◆ **AVAILABLE DATA**:
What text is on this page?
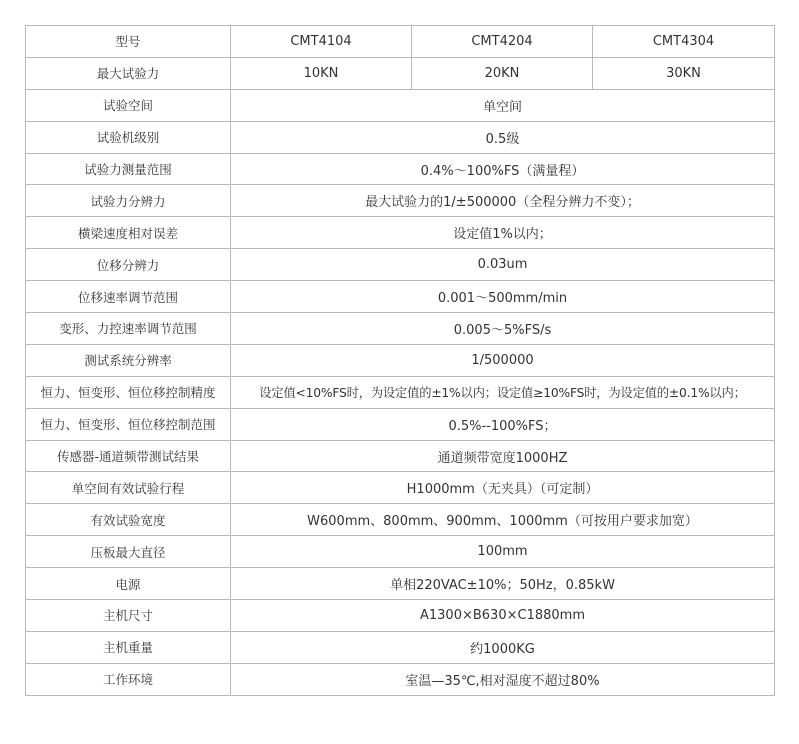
型号	CMT4104	CMT4204	CMT4304
最大试验力	10KN	20KN	30KN
试验空间	单空间		
试验机级别	0.5级		
试验力测量范围	0.4%～100%FS（满量程）		
试验力分辨力	最大试验力的1/±500000（全程分辨力不变）；		
横梁速度相对误差	设定值1%以内；		
位移分辨力	0.03um		
位移速率调节范围	0.001～500mm/min		
变形、力控速率调节范围	0.005～5%FS/s		
测试系统分辨率	1/500000		
恒力、恒变形、恒位移控制精度	设定值<10%FS时，为设定值的±1%以内；设定值≥10%FS时，为设定值的±0.1%以内；		
恒力、恒变形、恒位移控制范围	0.5%--100%FS；		
传感器-通道频带测试结果	通道频带宽度1000HZ		
单空间有效试验行程	H1000mm（无夹具）（可定制）		
有效试验宽度	W600mm、800mm、900mm、1000mm（可按用户要求加宽）		
压板最大直径	100mm		
电源	单相220VAC±10%；50Hz，0.85kW		
主机尺寸	A1300×B630×C1880mm		
主机重量	约1000KG		
工作环境	室温—35℃,相对湿度不超过80%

◆ **DIRECTIONS FOR THIS TASK**: Can the entries above be repeated exactly, without their pictures?

◆ **SOLUTION**:
What text is on this page?
型号	CMT4104	CMT4204	CMT4304
最大试验力	10KN	20KN	30KN
试验空间	单空间		
试验机级别	0.5级		
试验力测量范围	0.4%～100%FS（满量程）		
试验力分辨力	最大试验力的1/±500000（全程分辨力不变）；		
横梁速度相对误差	设定值1%以内；		
位移分辨力	0.03um		
位移速率调节范围	0.001～500mm/min		
变形、力控速率调节范围	0.005～5%FS/s		
测试系统分辨率	1/500000		
恒力、恒变形、恒位移控制精度	设定值<10%FS时，为设定值的±1%以内；设定值≥10%FS时，为设定值的±0.1%以内；		
恒力、恒变形、恒位移控制范围	0.5%--100%FS；		
传感器-通道频带测试结果	通道频带宽度1000HZ		
单空间有效试验行程	H1000mm（无夹具）（可定制）		
有效试验宽度	W600mm、800mm、900mm、1000mm（可按用户要求加宽）		
压板最大直径	100mm		
电源	单相220VAC±10%；50Hz，0.85kW		
主机尺寸	A1300×B630×C1880mm		
主机重量	约1000KG		
工作环境	室温—35℃,相对湿度不超过80%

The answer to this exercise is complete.